[What to work on]: Locate the line containing "Decode this image" in the material below. Copy that line and all following lines through the end exactly, omitting any pictures.

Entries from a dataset

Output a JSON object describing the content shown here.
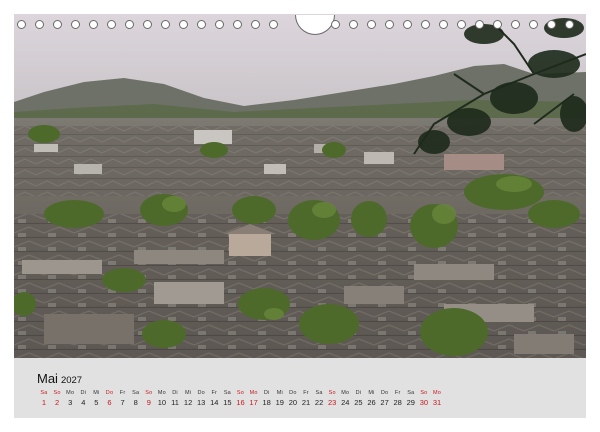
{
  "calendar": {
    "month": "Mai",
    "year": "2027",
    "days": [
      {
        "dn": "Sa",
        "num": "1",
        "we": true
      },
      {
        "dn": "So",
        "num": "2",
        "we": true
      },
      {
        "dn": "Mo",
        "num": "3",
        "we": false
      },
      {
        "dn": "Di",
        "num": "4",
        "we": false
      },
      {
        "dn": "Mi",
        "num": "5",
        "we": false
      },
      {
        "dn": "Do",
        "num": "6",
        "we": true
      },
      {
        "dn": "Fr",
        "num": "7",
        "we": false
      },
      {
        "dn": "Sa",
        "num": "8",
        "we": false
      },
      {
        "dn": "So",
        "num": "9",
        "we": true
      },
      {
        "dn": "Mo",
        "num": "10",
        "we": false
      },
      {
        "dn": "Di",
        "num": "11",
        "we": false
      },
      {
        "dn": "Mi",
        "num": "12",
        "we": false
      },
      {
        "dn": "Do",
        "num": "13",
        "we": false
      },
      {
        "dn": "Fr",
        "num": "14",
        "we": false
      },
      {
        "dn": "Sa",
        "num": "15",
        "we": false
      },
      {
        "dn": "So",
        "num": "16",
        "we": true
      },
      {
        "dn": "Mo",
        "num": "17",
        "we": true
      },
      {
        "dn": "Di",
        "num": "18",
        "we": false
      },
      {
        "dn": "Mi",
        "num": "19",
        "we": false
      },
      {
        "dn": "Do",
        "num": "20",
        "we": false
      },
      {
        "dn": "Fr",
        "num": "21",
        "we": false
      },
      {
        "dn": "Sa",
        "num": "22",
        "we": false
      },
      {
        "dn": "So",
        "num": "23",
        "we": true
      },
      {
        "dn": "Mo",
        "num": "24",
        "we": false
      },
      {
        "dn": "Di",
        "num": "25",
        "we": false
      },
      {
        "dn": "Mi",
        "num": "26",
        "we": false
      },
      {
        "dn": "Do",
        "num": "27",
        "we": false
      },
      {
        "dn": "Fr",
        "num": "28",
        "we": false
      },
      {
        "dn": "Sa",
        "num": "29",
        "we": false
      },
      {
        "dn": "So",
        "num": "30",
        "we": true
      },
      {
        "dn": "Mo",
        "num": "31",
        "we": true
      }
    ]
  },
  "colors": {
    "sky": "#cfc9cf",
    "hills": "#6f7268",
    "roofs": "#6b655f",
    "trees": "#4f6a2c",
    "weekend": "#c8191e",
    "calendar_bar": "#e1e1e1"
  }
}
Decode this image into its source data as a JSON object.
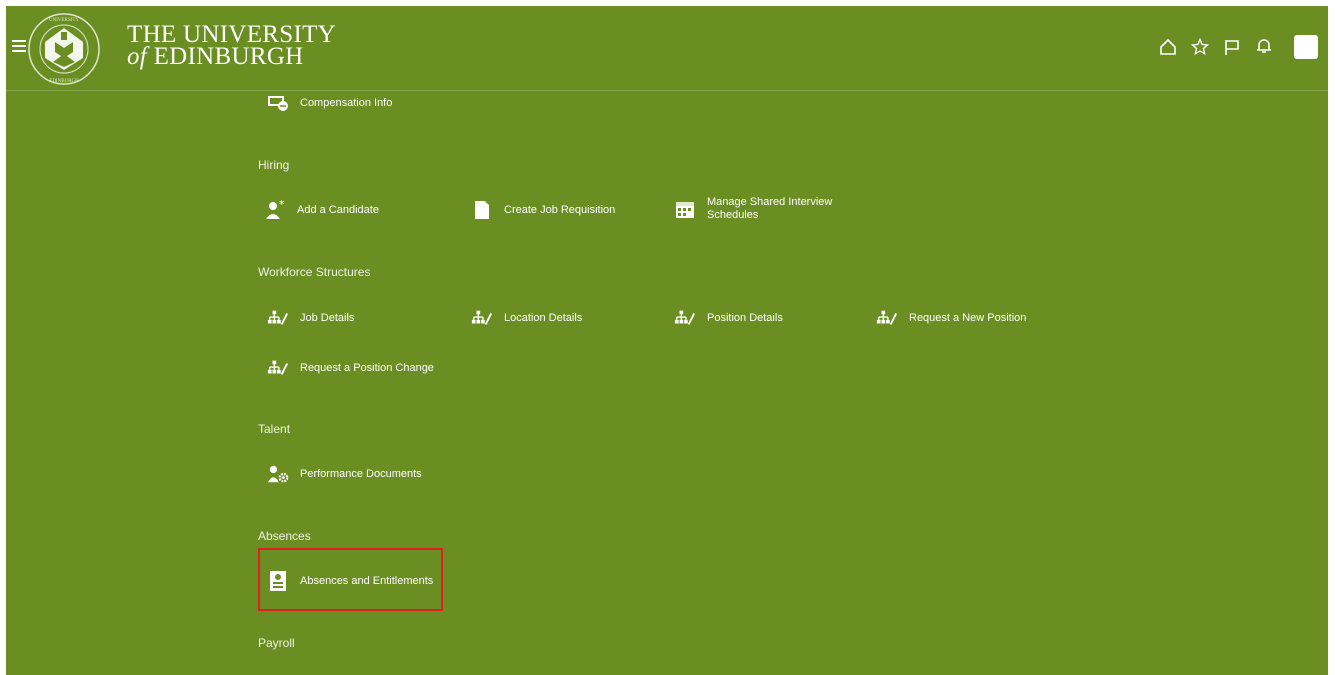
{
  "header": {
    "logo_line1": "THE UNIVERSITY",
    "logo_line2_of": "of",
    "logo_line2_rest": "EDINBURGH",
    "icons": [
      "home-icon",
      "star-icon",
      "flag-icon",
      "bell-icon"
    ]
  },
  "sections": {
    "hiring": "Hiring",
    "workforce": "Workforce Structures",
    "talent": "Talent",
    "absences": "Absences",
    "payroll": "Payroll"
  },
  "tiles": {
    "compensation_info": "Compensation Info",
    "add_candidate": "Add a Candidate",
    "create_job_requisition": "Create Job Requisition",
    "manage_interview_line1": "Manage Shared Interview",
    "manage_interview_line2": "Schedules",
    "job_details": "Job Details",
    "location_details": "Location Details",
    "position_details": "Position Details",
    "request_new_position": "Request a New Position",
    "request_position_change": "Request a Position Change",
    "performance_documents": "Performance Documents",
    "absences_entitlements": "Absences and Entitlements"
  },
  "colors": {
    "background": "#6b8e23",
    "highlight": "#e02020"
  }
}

[Solution to this task]:
Decode this image into its source data as a JSON object.
{
  "header": {
    "logo_line1": "THE UNIVERSITY",
    "logo_line2_of": "of",
    "logo_line2_rest": "EDINBURGH",
    "icons": [
      "home-icon",
      "star-icon",
      "flag-icon",
      "bell-icon"
    ]
  },
  "sections": {
    "hiring": "Hiring",
    "workforce": "Workforce Structures",
    "talent": "Talent",
    "absences": "Absences",
    "payroll": "Payroll"
  },
  "tiles": {
    "compensation_info": "Compensation Info",
    "add_candidate": "Add a Candidate",
    "create_job_requisition": "Create Job Requisition",
    "manage_interview_line1": "Manage Shared Interview",
    "manage_interview_line2": "Schedules",
    "job_details": "Job Details",
    "location_details": "Location Details",
    "position_details": "Position Details",
    "request_new_position": "Request a New Position",
    "request_position_change": "Request a Position Change",
    "performance_documents": "Performance Documents",
    "absences_entitlements": "Absences and Entitlements"
  },
  "colors": {
    "background": "#6b8e23",
    "highlight": "#e02020"
  }
}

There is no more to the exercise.